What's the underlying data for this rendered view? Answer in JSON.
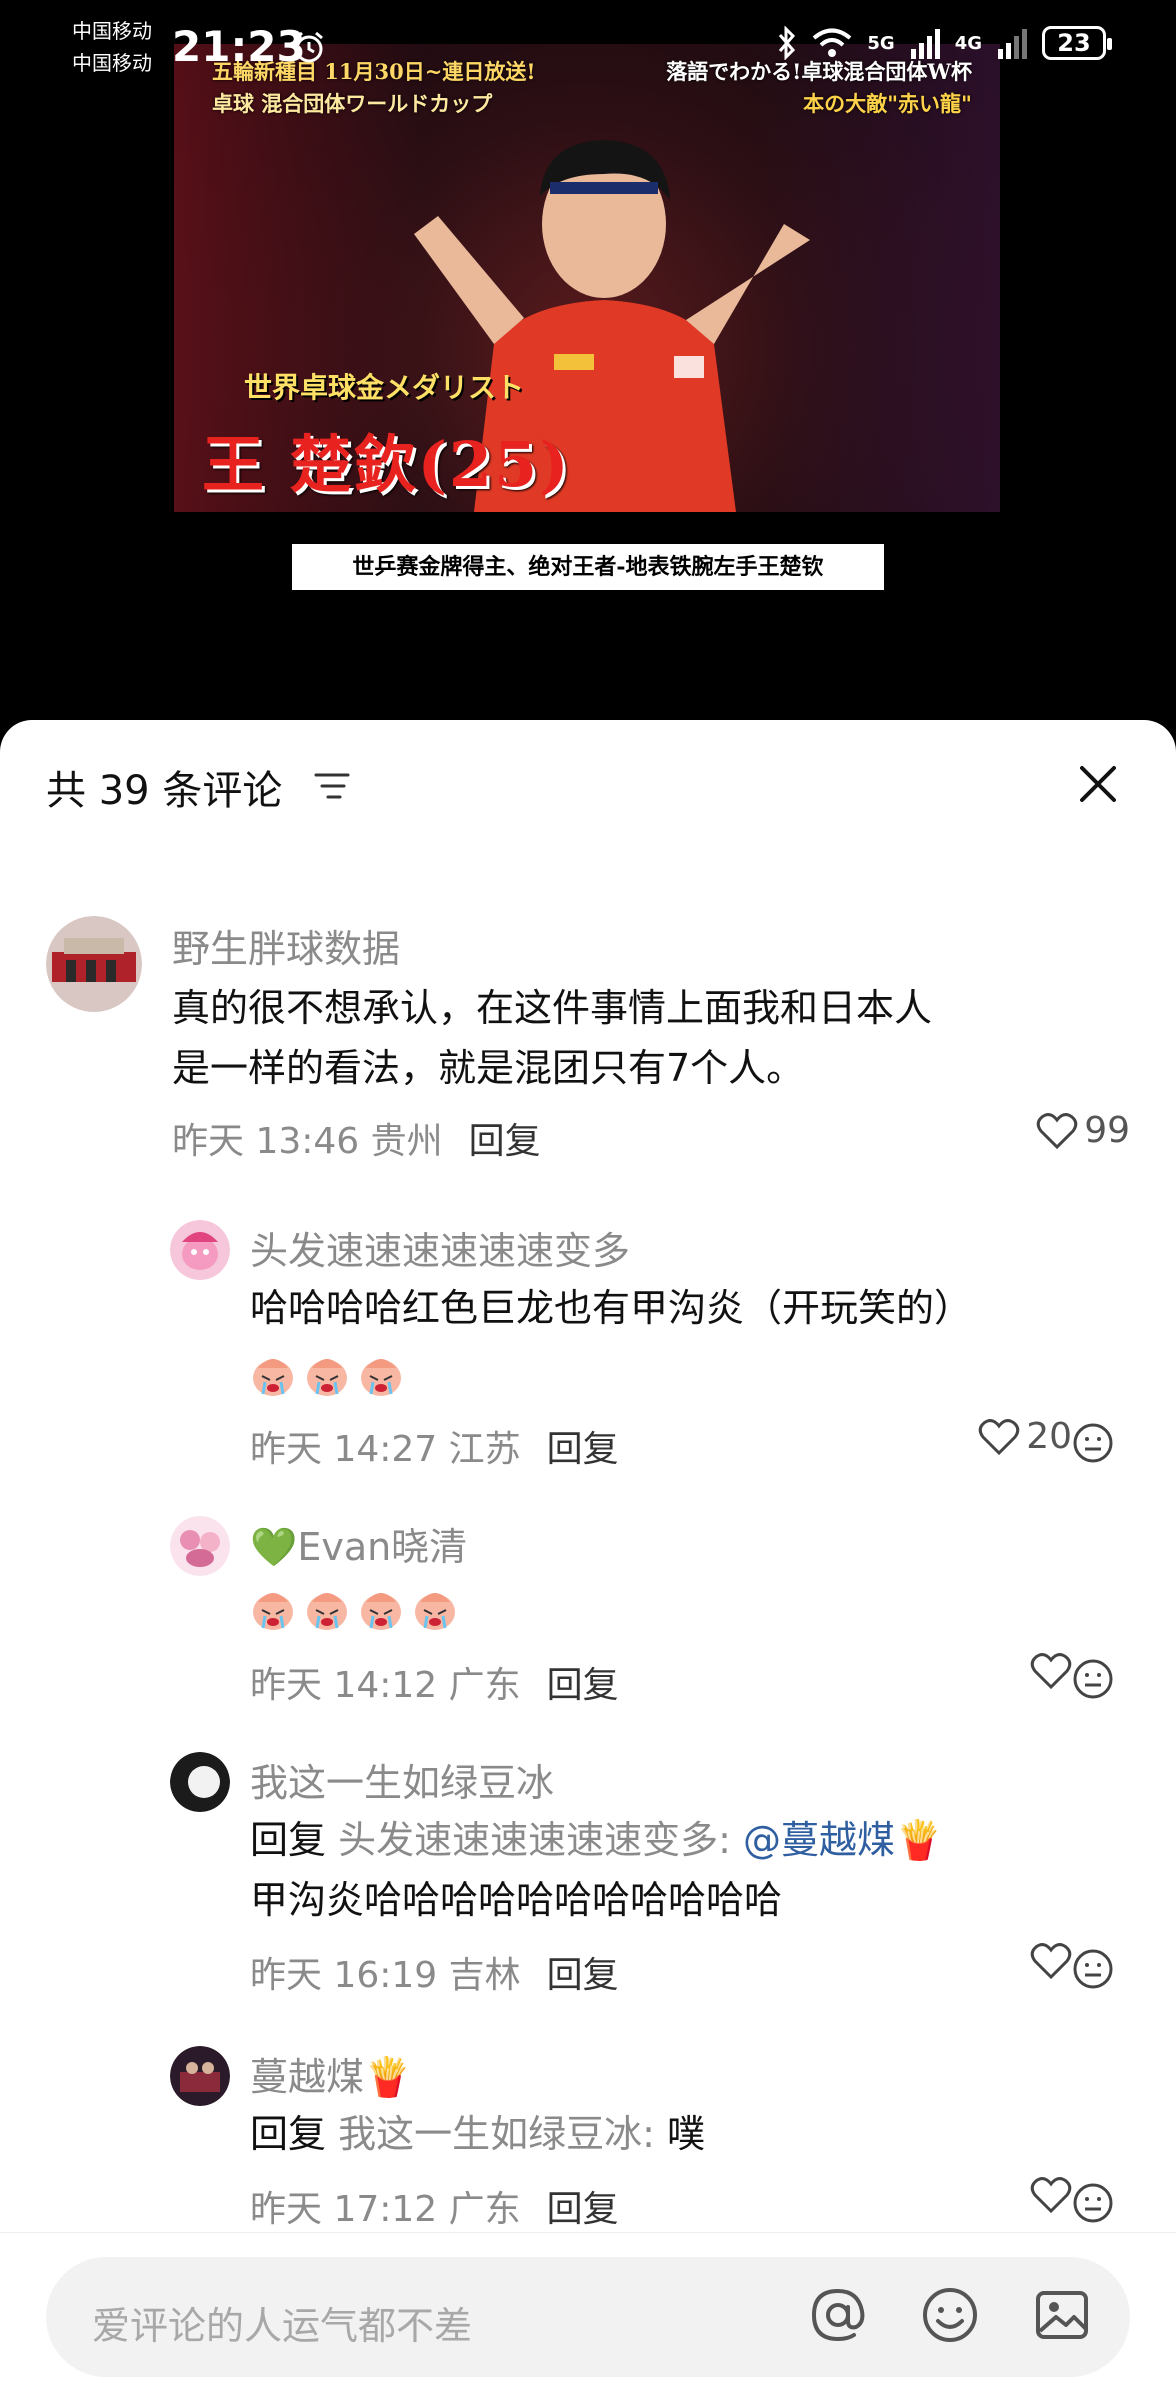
{
  "status_bar": {
    "carrier_1": "中国移动",
    "carrier_2": "中国移动",
    "time": "21:23",
    "net_5g": "5G",
    "net_4g": "4G",
    "battery": "23"
  },
  "video": {
    "overlay_top_left_1": "五輪新種目 11月30日~連日放送!",
    "overlay_top_left_2": "卓球 混合団体ワールドカップ",
    "overlay_top_right_1": "落語でわかる!卓球混合団体W杯",
    "overlay_top_right_2": "本の大敵\"赤い龍\"",
    "overlay_medal": "世界卓球金メダリスト",
    "overlay_name": "王 楚欽(25)",
    "caption": "世乒赛金牌得主、绝对王者-地表铁腕左手王楚钦"
  },
  "comments_panel": {
    "title": "共 39 条评论",
    "comments": [
      {
        "author": "野生胖球数据",
        "text_line_1": "真的很不想承认，在这件事情上面我和日本人",
        "text_line_2": "是一样的看法，就是混团只有7个人。",
        "meta": "昨天 13:46 贵州",
        "reply_label": "回复",
        "likes": "99"
      },
      {
        "author": "头发速速速速速速变多",
        "text_line_1": "哈哈哈哈红色巨龙也有甲沟炎（开玩笑的）",
        "meta": "昨天 14:27 江苏",
        "reply_label": "回复",
        "likes": "20"
      },
      {
        "author": "💚Evan晓清",
        "meta": "昨天 14:12 广东",
        "reply_label": "回复"
      },
      {
        "author": "我这一生如绿豆冰",
        "reply_prefix": "回复",
        "reply_target": "头发速速速速速速变多:",
        "mention": "@蔓越煤🍟",
        "text_line_2": "甲沟炎哈哈哈哈哈哈哈哈哈哈哈",
        "meta": "昨天 16:19 吉林",
        "reply_label": "回复"
      },
      {
        "author": "蔓越煤🍟",
        "reply_prefix": "回复",
        "reply_target": "我这一生如绿豆冰:",
        "text": "噗",
        "meta": "昨天 17:12 广东",
        "reply_label": "回复"
      }
    ]
  },
  "input": {
    "placeholder": "爱评论的人运气都不差"
  },
  "colors": {
    "secondary_text": "#8a8a8a",
    "mention": "#2f5fa0",
    "input_bg": "#f2f2f2"
  },
  "icons": [
    "alarm-icon",
    "bluetooth-icon",
    "wifi-icon",
    "signal-icon",
    "filter-icon",
    "close-icon",
    "heart-icon",
    "emoji-react-icon",
    "at-icon",
    "emoji-icon",
    "image-icon",
    "crying-sticker"
  ]
}
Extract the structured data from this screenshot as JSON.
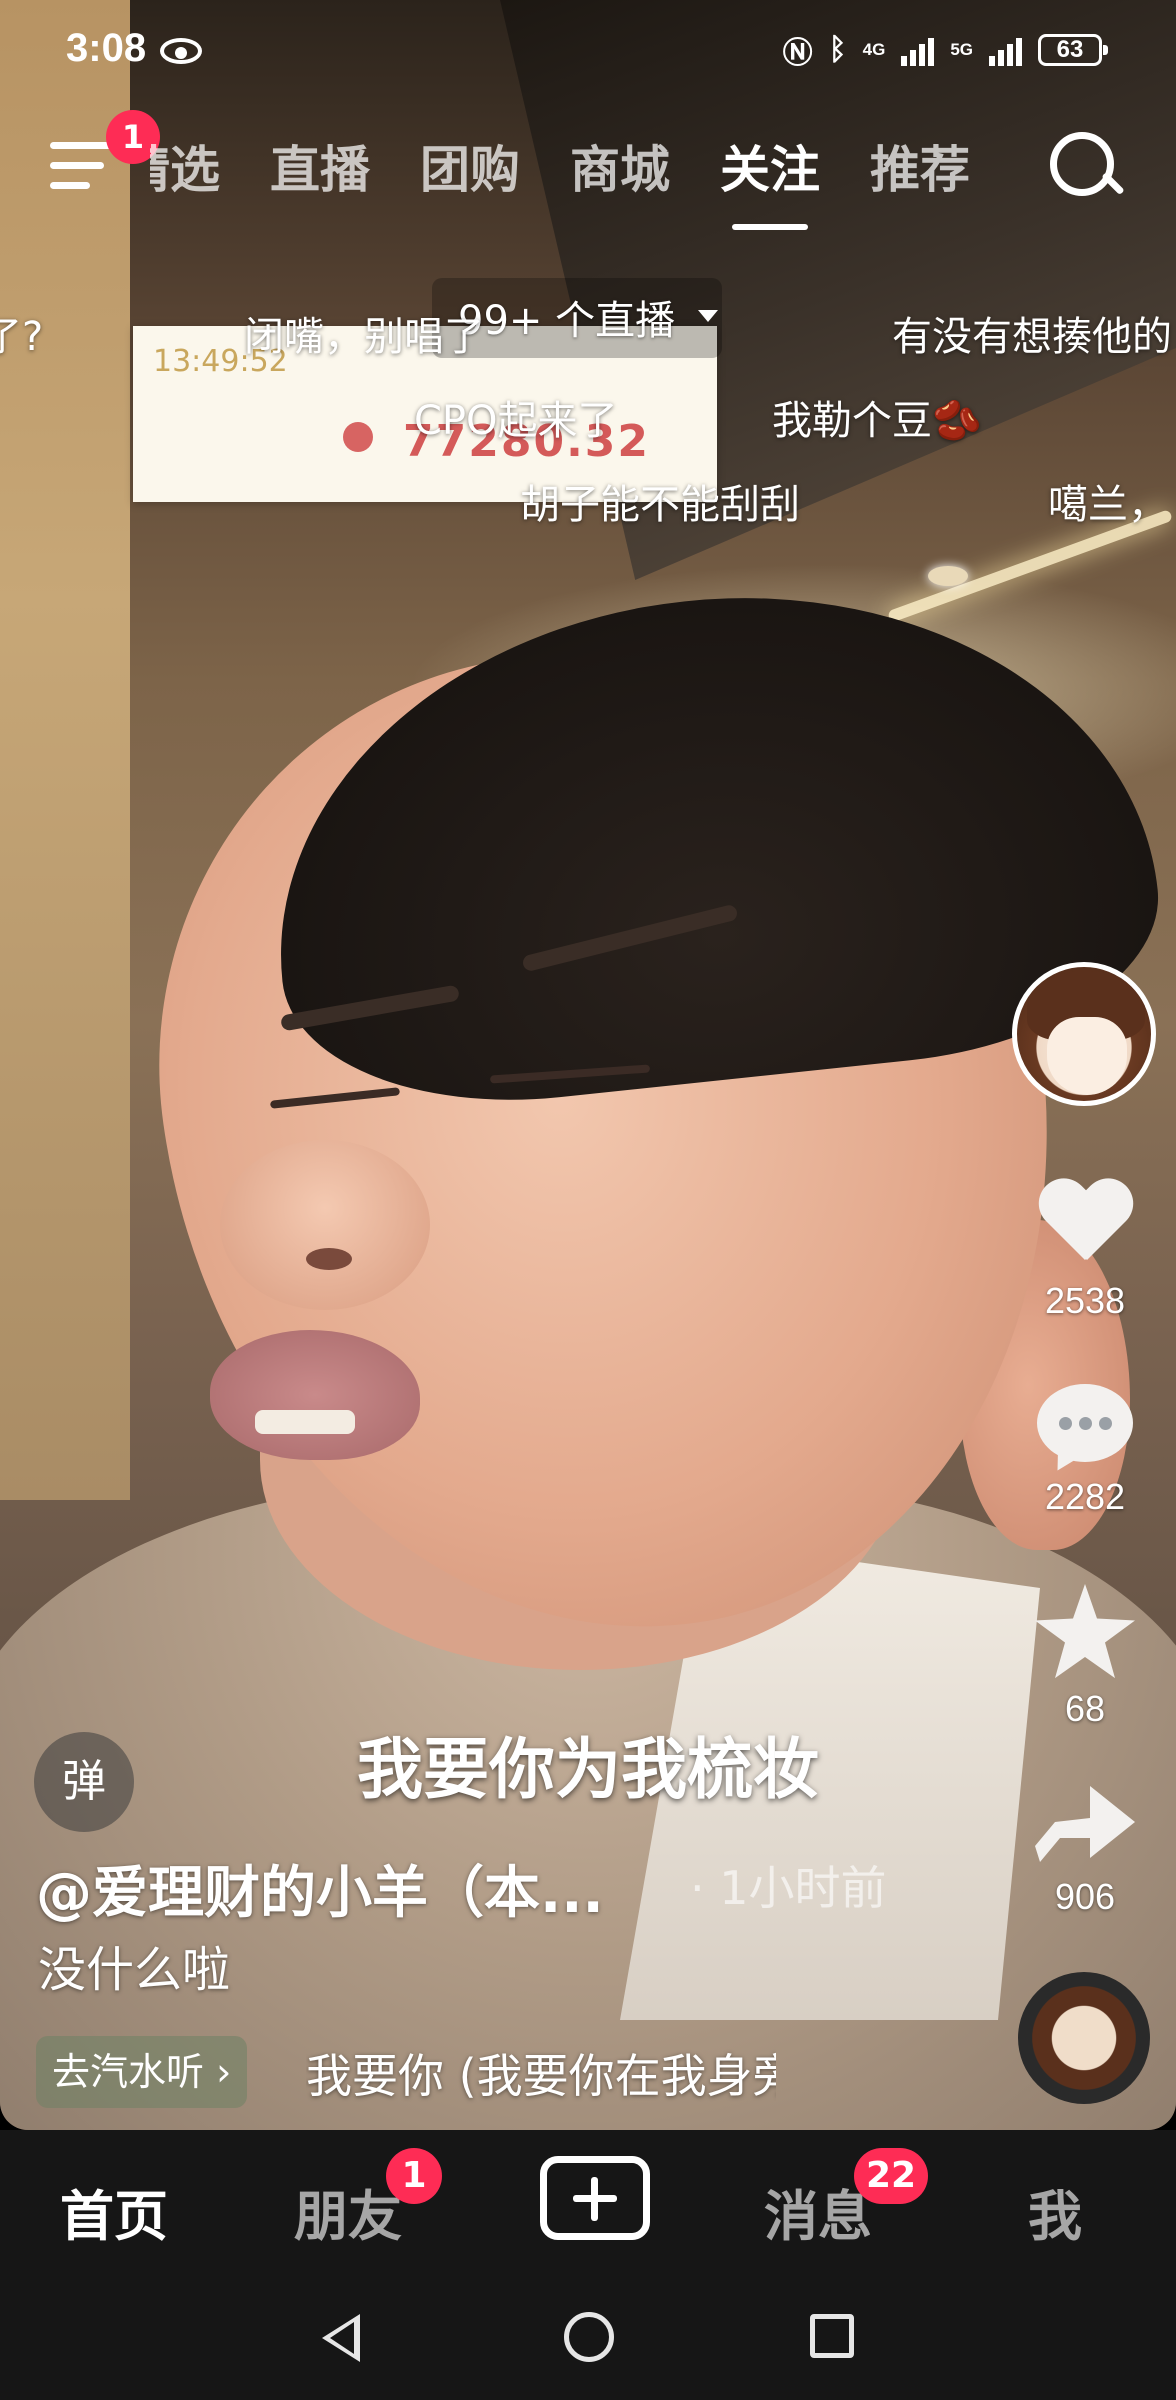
{
  "status_bar": {
    "time": "3:08",
    "net1": "4G",
    "net2": "5G",
    "battery": "63"
  },
  "top_nav": {
    "menu_badge": "1",
    "tabs": [
      "精选",
      "直播",
      "团购",
      "商城",
      "关注",
      "推荐"
    ],
    "active_tab": "关注",
    "live_label": "99+ 个直播"
  },
  "embedded_card": {
    "time": "13:49:52",
    "amount": "77280.32"
  },
  "danmaku": [
    "了?",
    "闭嘴，别唱了",
    "有没有想揍他的",
    "CPO起来了",
    "我勒个豆🫘",
    "胡子能不能刮刮",
    "噶兰，"
  ],
  "subtitle": "我要你为我梳妆",
  "post": {
    "danmu_toggle": "弹",
    "author": "@爱理财的小羊（本...",
    "posted": "· 1小时前",
    "description": "没什么啦",
    "music_chip": "去汽水听 ›",
    "music_title": "我要你 (我要你在我身旁"
  },
  "actions": {
    "likes": "2538",
    "comments": "2282",
    "favorites": "68",
    "shares": "906"
  },
  "bottom_nav": {
    "home": "首页",
    "friends": "朋友",
    "friends_badge": "1",
    "messages": "消息",
    "messages_badge": "22",
    "me": "我"
  },
  "colors": {
    "badge": "#fe2c55",
    "nav_bg": "#161616"
  }
}
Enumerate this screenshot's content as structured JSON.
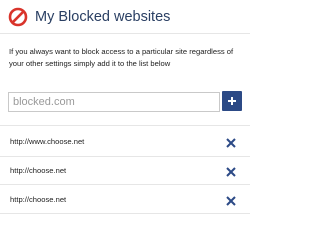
{
  "header": {
    "icon": "blocked-icon",
    "title": "My Blocked websites"
  },
  "description": {
    "line1": "If you always want to block access to a particular site regardless of",
    "line2": "your other settings simply add it to the list below"
  },
  "add_site": {
    "placeholder": "blocked.com",
    "value": "",
    "button_icon": "plus-icon"
  },
  "blocked_sites": [
    {
      "url": "http://www.choose.net",
      "remove_icon": "close-icon"
    },
    {
      "url": "http://choose.net",
      "remove_icon": "close-icon"
    },
    {
      "url": "http://choose.net",
      "remove_icon": "close-icon"
    }
  ],
  "colors": {
    "accent": "#2c4a86",
    "title": "#2a3f63",
    "block_icon": "#d9342b",
    "divider": "#e6e6e6"
  }
}
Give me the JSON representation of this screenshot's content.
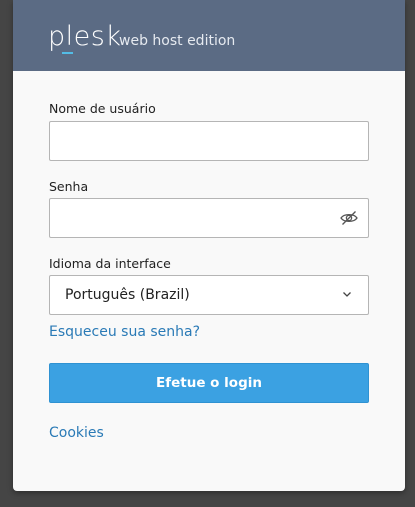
{
  "header": {
    "logo": "plesk",
    "edition": "web host edition"
  },
  "form": {
    "username": {
      "label": "Nome de usuário",
      "value": "",
      "placeholder": ""
    },
    "password": {
      "label": "Senha",
      "value": "",
      "placeholder": "",
      "toggle_icon": "eye-slash-icon"
    },
    "language": {
      "label": "Idioma da interface",
      "selected": "Português (Brazil)",
      "icon": "chevron-down-icon"
    },
    "forgot_link": "Esqueceu sua senha?",
    "login_button": "Efetue o login",
    "cookies_link": "Cookies"
  },
  "colors": {
    "header_bg": "#5b6b84",
    "accent": "#3ba1e2",
    "link": "#2a7ab6",
    "background": "#454545"
  }
}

# # # # # # #

> [Required task]: Repeat each entry exactly. Pictures do not belong in the copy.

> [Output for this exercise]:
What's the underlying data for this rendered view? Answer in JSON.
{
  "status_bar": {
    "carrier_1": "中国移动",
    "carrier_2": "中国移动",
    "time": "21:23",
    "net_5g": "5G",
    "net_4g": "4G",
    "battery": "23"
  },
  "video": {
    "overlay_top_left_1": "五輪新種目 11月30日~連日放送!",
    "overlay_top_left_2": "卓球 混合団体ワールドカップ",
    "overlay_top_right_1": "落語でわかる!卓球混合団体W杯",
    "overlay_top_right_2": "本の大敵\"赤い龍\"",
    "overlay_medal": "世界卓球金メダリスト",
    "overlay_name": "王 楚欽(25)",
    "caption": "世乒赛金牌得主、绝对王者-地表铁腕左手王楚钦"
  },
  "comments_panel": {
    "title": "共 39 条评论",
    "comments": [
      {
        "author": "野生胖球数据",
        "text_line_1": "真的很不想承认，在这件事情上面我和日本人",
        "text_line_2": "是一样的看法，就是混团只有7个人。",
        "meta": "昨天 13:46 贵州",
        "reply_label": "回复",
        "likes": "99"
      },
      {
        "author": "头发速速速速速速变多",
        "text_line_1": "哈哈哈哈红色巨龙也有甲沟炎（开玩笑的）",
        "meta": "昨天 14:27 江苏",
        "reply_label": "回复",
        "likes": "20"
      },
      {
        "author": "💚Evan晓清",
        "meta": "昨天 14:12 广东",
        "reply_label": "回复"
      },
      {
        "author": "我这一生如绿豆冰",
        "reply_prefix": "回复",
        "reply_target": "头发速速速速速速变多:",
        "mention": "@蔓越煤🍟",
        "text_line_2": "甲沟炎哈哈哈哈哈哈哈哈哈哈哈",
        "meta": "昨天 16:19 吉林",
        "reply_label": "回复"
      },
      {
        "author": "蔓越煤🍟",
        "reply_prefix": "回复",
        "reply_target": "我这一生如绿豆冰:",
        "text": "噗",
        "meta": "昨天 17:12 广东",
        "reply_label": "回复"
      }
    ]
  },
  "input": {
    "placeholder": "爱评论的人运气都不差"
  },
  "colors": {
    "secondary_text": "#8a8a8a",
    "mention": "#2f5fa0",
    "input_bg": "#f2f2f2"
  },
  "icons": [
    "alarm-icon",
    "bluetooth-icon",
    "wifi-icon",
    "signal-icon",
    "filter-icon",
    "close-icon",
    "heart-icon",
    "emoji-react-icon",
    "at-icon",
    "emoji-icon",
    "image-icon",
    "crying-sticker"
  ]
}
Extract the structured data from this screenshot as JSON.
{
  "status_bar": {
    "time": "3:08",
    "net1": "4G",
    "net2": "5G",
    "battery": "63"
  },
  "top_nav": {
    "menu_badge": "1",
    "tabs": [
      "精选",
      "直播",
      "团购",
      "商城",
      "关注",
      "推荐"
    ],
    "active_tab": "关注",
    "live_label": "99+ 个直播"
  },
  "embedded_card": {
    "time": "13:49:52",
    "amount": "77280.32"
  },
  "danmaku": [
    "了?",
    "闭嘴，别唱了",
    "有没有想揍他的",
    "CPO起来了",
    "我勒个豆🫘",
    "胡子能不能刮刮",
    "噶兰，"
  ],
  "subtitle": "我要你为我梳妆",
  "post": {
    "danmu_toggle": "弹",
    "author": "@爱理财的小羊（本...",
    "posted": "· 1小时前",
    "description": "没什么啦",
    "music_chip": "去汽水听 ›",
    "music_title": "我要你 (我要你在我身旁"
  },
  "actions": {
    "likes": "2538",
    "comments": "2282",
    "favorites": "68",
    "shares": "906"
  },
  "bottom_nav": {
    "home": "首页",
    "friends": "朋友",
    "friends_badge": "1",
    "messages": "消息",
    "messages_badge": "22",
    "me": "我"
  },
  "colors": {
    "badge": "#fe2c55",
    "nav_bg": "#161616"
  }
}
Enumerate this screenshot's content as structured JSON.
{
  "header": {
    "icon": "blocked-icon",
    "title": "My Blocked websites"
  },
  "description": {
    "line1": "If you always want to block access to a particular site regardless of",
    "line2": "your other settings simply add it to the list below"
  },
  "add_site": {
    "placeholder": "blocked.com",
    "value": "",
    "button_icon": "plus-icon"
  },
  "blocked_sites": [
    {
      "url": "http://www.choose.net",
      "remove_icon": "close-icon"
    },
    {
      "url": "http://choose.net",
      "remove_icon": "close-icon"
    },
    {
      "url": "http://choose.net",
      "remove_icon": "close-icon"
    }
  ],
  "colors": {
    "accent": "#2c4a86",
    "title": "#2a3f63",
    "block_icon": "#d9342b",
    "divider": "#e6e6e6"
  }
}
Give me the JSON representation of this screenshot's content.
{
  "header": {
    "logo": "plesk",
    "edition": "web host edition"
  },
  "form": {
    "username": {
      "label": "Nome de usuário",
      "value": "",
      "placeholder": ""
    },
    "password": {
      "label": "Senha",
      "value": "",
      "placeholder": "",
      "toggle_icon": "eye-slash-icon"
    },
    "language": {
      "label": "Idioma da interface",
      "selected": "Português (Brazil)",
      "icon": "chevron-down-icon"
    },
    "forgot_link": "Esqueceu sua senha?",
    "login_button": "Efetue o login",
    "cookies_link": "Cookies"
  },
  "colors": {
    "header_bg": "#5b6b84",
    "accent": "#3ba1e2",
    "link": "#2a7ab6",
    "background": "#454545"
  }
}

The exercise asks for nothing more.